→ **Brief**
Extract the records in full, leaving every picture out.

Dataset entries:
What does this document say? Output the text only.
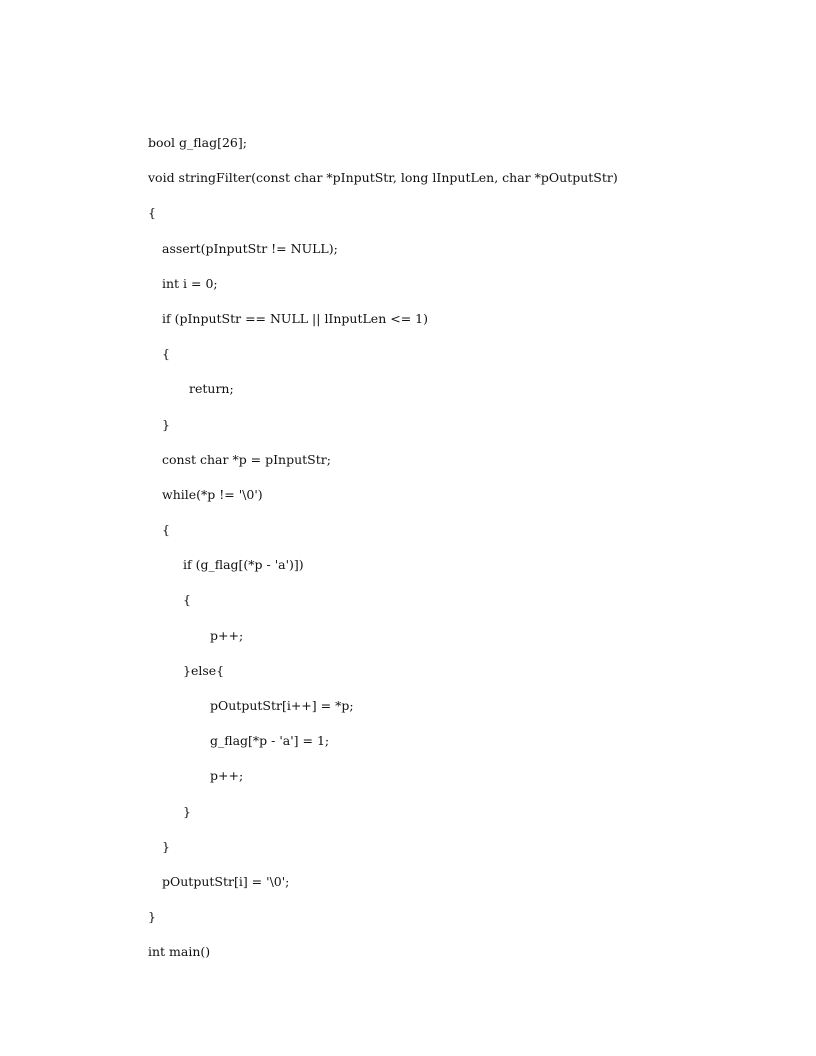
bool g_flag[26];
void stringFilter(const char *pInputStr, long lInputLen, char *pOutputStr)
{
assert(pInputStr != NULL);
int i = 0;
if (pInputStr == NULL || lInputLen <= 1)
{
return;
}
const char *p = pInputStr;
while(*p != '\0')
{
if (g_flag[(*p - 'a')])
{
p++;
}else{
pOutputStr[i++] = *p;
g_flag[*p - 'a'] = 1;
p++;
}
}
pOutputStr[i] = '\0';
}
int main()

→ **Task output**
What does this document say? Output the text only.
bool g_flag[26];
void stringFilter(const char *pInputStr, long lInputLen, char *pOutputStr)
{
assert(pInputStr != NULL);
int i = 0;
if (pInputStr == NULL || lInputLen <= 1)
{
return;
}
const char *p = pInputStr;
while(*p != '\0')
{
if (g_flag[(*p - 'a')])
{
p++;
}else{
pOutputStr[i++] = *p;
g_flag[*p - 'a'] = 1;
p++;
}
}
pOutputStr[i] = '\0';
}
int main()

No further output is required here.